> _SUPPLIED INFORMATION_
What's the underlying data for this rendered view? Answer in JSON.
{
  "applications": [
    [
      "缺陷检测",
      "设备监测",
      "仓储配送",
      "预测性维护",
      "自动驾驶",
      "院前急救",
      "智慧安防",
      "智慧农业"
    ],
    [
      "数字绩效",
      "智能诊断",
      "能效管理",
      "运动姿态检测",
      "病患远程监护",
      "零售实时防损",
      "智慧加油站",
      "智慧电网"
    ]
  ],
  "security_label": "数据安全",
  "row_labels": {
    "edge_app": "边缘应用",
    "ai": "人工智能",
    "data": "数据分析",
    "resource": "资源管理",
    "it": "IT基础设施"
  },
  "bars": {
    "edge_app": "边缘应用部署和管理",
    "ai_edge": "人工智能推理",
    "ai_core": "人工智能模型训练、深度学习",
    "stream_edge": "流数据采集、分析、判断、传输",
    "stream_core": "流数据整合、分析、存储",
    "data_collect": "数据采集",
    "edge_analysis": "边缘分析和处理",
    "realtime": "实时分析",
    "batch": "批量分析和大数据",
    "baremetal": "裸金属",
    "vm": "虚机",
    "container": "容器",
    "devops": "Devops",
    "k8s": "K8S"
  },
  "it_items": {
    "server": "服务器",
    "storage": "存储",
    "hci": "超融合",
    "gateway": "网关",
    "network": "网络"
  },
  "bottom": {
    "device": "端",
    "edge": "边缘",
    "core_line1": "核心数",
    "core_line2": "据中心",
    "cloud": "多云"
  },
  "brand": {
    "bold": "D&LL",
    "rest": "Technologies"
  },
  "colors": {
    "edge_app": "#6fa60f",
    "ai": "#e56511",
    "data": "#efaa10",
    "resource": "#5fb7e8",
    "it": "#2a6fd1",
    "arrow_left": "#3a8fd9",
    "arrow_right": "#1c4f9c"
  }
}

> _OBJECTIVE_
Repeat the records above exactly, from the first line to the last.

> _ANSWER TO THE TASK_
What's the underlying data for this rendered view? Answer in JSON.
{
  "applications": [
    [
      "缺陷检测",
      "设备监测",
      "仓储配送",
      "预测性维护",
      "自动驾驶",
      "院前急救",
      "智慧安防",
      "智慧农业"
    ],
    [
      "数字绩效",
      "智能诊断",
      "能效管理",
      "运动姿态检测",
      "病患远程监护",
      "零售实时防损",
      "智慧加油站",
      "智慧电网"
    ]
  ],
  "security_label": "数据安全",
  "row_labels": {
    "edge_app": "边缘应用",
    "ai": "人工智能",
    "data": "数据分析",
    "resource": "资源管理",
    "it": "IT基础设施"
  },
  "bars": {
    "edge_app": "边缘应用部署和管理",
    "ai_edge": "人工智能推理",
    "ai_core": "人工智能模型训练、深度学习",
    "stream_edge": "流数据采集、分析、判断、传输",
    "stream_core": "流数据整合、分析、存储",
    "data_collect": "数据采集",
    "edge_analysis": "边缘分析和处理",
    "realtime": "实时分析",
    "batch": "批量分析和大数据",
    "baremetal": "裸金属",
    "vm": "虚机",
    "container": "容器",
    "devops": "Devops",
    "k8s": "K8S"
  },
  "it_items": {
    "server": "服务器",
    "storage": "存储",
    "hci": "超融合",
    "gateway": "网关",
    "network": "网络"
  },
  "bottom": {
    "device": "端",
    "edge": "边缘",
    "core_line1": "核心数",
    "core_line2": "据中心",
    "cloud": "多云"
  },
  "brand": {
    "bold": "D&LL",
    "rest": "Technologies"
  },
  "colors": {
    "edge_app": "#6fa60f",
    "ai": "#e56511",
    "data": "#efaa10",
    "resource": "#5fb7e8",
    "it": "#2a6fd1",
    "arrow_left": "#3a8fd9",
    "arrow_right": "#1c4f9c"
  }
}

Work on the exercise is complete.